#### AIM OF THE EXERCISE:
Print the data exactly, leaving nothing out.

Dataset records

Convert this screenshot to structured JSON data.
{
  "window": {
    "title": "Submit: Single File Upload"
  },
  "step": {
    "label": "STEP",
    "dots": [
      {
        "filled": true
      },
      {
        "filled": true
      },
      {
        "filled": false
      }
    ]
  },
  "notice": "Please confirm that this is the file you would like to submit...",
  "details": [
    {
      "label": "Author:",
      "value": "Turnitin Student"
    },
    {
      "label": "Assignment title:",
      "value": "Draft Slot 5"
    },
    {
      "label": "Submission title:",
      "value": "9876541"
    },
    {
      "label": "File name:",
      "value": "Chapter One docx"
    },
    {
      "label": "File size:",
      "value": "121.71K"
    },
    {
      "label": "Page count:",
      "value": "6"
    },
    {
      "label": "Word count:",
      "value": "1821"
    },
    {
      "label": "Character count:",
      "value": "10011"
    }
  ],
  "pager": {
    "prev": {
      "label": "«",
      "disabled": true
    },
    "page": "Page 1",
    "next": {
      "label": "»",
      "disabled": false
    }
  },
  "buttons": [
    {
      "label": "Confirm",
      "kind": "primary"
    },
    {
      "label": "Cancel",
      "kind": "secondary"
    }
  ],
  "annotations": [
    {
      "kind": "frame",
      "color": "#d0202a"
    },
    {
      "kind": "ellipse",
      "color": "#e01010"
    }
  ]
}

#### FINAL RESULT:
Convert this screenshot to structured JSON data.
{
  "window": {
    "title": "Submit: Single File Upload"
  },
  "step": {
    "label": "STEP",
    "dots": [
      {
        "filled": true
      },
      {
        "filled": true
      },
      {
        "filled": false
      }
    ]
  },
  "notice": "Please confirm that this is the file you would like to submit...",
  "details": [
    {
      "label": "Author:",
      "value": "Turnitin Student"
    },
    {
      "label": "Assignment title:",
      "value": "Draft Slot 5"
    },
    {
      "label": "Submission title:",
      "value": "9876541"
    },
    {
      "label": "File name:",
      "value": "Chapter One docx"
    },
    {
      "label": "File size:",
      "value": "121.71K"
    },
    {
      "label": "Page count:",
      "value": "6"
    },
    {
      "label": "Word count:",
      "value": "1821"
    },
    {
      "label": "Character count:",
      "value": "10011"
    }
  ],
  "pager": {
    "prev": {
      "label": "«",
      "disabled": true
    },
    "page": "Page 1",
    "next": {
      "label": "»",
      "disabled": false
    }
  },
  "buttons": [
    {
      "label": "Confirm",
      "kind": "primary"
    },
    {
      "label": "Cancel",
      "kind": "secondary"
    }
  ],
  "annotations": [
    {
      "kind": "frame",
      "color": "#d0202a"
    },
    {
      "kind": "ellipse",
      "color": "#e01010"
    }
  ]
}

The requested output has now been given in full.